(Dataset excerpt)
--------------------------------------------------
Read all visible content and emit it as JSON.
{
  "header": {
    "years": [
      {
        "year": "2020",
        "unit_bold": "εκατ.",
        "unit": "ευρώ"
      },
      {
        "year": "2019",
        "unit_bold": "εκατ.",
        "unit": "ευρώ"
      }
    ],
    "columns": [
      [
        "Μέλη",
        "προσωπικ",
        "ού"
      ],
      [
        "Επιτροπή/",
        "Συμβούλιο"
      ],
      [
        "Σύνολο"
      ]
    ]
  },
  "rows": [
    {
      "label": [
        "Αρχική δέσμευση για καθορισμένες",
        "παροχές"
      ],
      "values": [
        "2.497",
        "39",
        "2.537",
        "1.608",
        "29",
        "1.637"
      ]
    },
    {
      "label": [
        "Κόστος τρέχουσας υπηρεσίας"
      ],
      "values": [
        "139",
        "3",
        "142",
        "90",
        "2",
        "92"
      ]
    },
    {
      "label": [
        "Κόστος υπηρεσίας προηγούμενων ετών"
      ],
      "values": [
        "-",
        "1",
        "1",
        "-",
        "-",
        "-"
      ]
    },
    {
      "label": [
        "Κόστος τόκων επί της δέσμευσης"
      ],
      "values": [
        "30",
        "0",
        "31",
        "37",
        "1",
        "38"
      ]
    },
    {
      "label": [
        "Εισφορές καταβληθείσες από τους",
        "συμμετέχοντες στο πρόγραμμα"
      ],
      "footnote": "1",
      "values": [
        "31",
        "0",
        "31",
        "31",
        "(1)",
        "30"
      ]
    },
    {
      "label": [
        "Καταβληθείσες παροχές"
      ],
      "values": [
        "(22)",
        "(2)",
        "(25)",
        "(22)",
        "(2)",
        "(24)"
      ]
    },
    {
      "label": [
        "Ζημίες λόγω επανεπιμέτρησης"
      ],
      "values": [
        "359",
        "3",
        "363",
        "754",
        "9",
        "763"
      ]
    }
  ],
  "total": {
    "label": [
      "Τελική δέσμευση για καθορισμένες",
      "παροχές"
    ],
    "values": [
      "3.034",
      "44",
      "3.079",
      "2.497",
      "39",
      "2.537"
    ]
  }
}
--------------------------------------------------
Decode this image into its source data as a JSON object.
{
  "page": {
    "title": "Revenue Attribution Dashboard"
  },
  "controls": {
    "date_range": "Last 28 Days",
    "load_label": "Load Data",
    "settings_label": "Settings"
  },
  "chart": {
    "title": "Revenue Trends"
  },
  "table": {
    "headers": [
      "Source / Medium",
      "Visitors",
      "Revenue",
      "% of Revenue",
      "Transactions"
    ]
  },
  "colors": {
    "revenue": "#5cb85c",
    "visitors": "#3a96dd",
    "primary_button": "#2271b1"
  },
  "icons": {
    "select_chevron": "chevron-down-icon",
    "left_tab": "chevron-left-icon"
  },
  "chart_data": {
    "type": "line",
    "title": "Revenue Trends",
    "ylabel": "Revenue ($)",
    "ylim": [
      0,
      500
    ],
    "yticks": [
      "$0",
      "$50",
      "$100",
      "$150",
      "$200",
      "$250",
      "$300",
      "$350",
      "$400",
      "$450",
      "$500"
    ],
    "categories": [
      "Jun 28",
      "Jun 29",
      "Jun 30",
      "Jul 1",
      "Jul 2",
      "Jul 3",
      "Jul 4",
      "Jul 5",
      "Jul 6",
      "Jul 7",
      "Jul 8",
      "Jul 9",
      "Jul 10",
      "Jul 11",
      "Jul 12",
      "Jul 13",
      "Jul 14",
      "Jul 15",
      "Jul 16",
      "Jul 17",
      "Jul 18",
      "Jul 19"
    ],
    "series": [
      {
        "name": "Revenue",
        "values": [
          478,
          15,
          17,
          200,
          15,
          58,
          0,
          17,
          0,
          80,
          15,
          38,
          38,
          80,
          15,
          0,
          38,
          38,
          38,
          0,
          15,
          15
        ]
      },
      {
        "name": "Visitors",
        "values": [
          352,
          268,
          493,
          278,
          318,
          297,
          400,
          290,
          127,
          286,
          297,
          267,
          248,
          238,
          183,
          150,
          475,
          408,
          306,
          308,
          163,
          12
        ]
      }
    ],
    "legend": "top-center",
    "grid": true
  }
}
--------------------------------------------------
• _Given request_
What is the number of lines that contain "chevron"? Reply with that number alone.

• _Answer to this task_
2